=== TASK ===
Output all the entries word for word. Omit the pictures.

"""

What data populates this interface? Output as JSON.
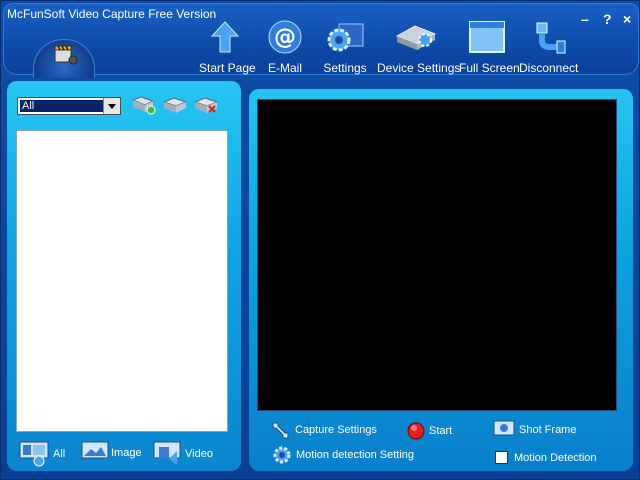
{
  "window": {
    "title": "McFunSoft Video Capture Free Version",
    "controls": {
      "minimize": "–",
      "help": "?",
      "close": "×"
    }
  },
  "toolbar": {
    "items": [
      {
        "id": "start-page",
        "label": "Start Page",
        "icon": "up-arrow-icon"
      },
      {
        "id": "email",
        "label": "E-Mail",
        "icon": "at-sign-icon"
      },
      {
        "id": "settings",
        "label": "Settings",
        "icon": "gear-icon"
      },
      {
        "id": "device-settings",
        "label": "Device Settings",
        "icon": "device-icon"
      },
      {
        "id": "full-screen",
        "label": "Full Screen",
        "icon": "window-icon"
      },
      {
        "id": "disconnect",
        "label": "Disconnect",
        "icon": "plug-icon"
      }
    ]
  },
  "left": {
    "filter_select": {
      "value": "All"
    },
    "filters": [
      {
        "id": "all",
        "label": "All"
      },
      {
        "id": "image",
        "label": "Image"
      },
      {
        "id": "video",
        "label": "Video"
      }
    ]
  },
  "right": {
    "capture_settings": "Capture Settings",
    "start": "Start",
    "shot_frame": "Shot Frame",
    "motion_detection_setting": "Motion detection Setting",
    "motion_detection": {
      "label": "Motion Detection",
      "checked": false
    }
  }
}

"""

=== WRITTEN SOLUTION ===
What data populates this interface? Output as JSON.
{
  "window": {
    "title": "McFunSoft Video Capture Free Version",
    "controls": {
      "minimize": "–",
      "help": "?",
      "close": "×"
    }
  },
  "toolbar": {
    "items": [
      {
        "id": "start-page",
        "label": "Start Page",
        "icon": "up-arrow-icon"
      },
      {
        "id": "email",
        "label": "E-Mail",
        "icon": "at-sign-icon"
      },
      {
        "id": "settings",
        "label": "Settings",
        "icon": "gear-icon"
      },
      {
        "id": "device-settings",
        "label": "Device Settings",
        "icon": "device-icon"
      },
      {
        "id": "full-screen",
        "label": "Full Screen",
        "icon": "window-icon"
      },
      {
        "id": "disconnect",
        "label": "Disconnect",
        "icon": "plug-icon"
      }
    ]
  },
  "left": {
    "filter_select": {
      "value": "All"
    },
    "filters": [
      {
        "id": "all",
        "label": "All"
      },
      {
        "id": "image",
        "label": "Image"
      },
      {
        "id": "video",
        "label": "Video"
      }
    ]
  },
  "right": {
    "capture_settings": "Capture Settings",
    "start": "Start",
    "shot_frame": "Shot Frame",
    "motion_detection_setting": "Motion detection Setting",
    "motion_detection": {
      "label": "Motion Detection",
      "checked": false
    }
  }
}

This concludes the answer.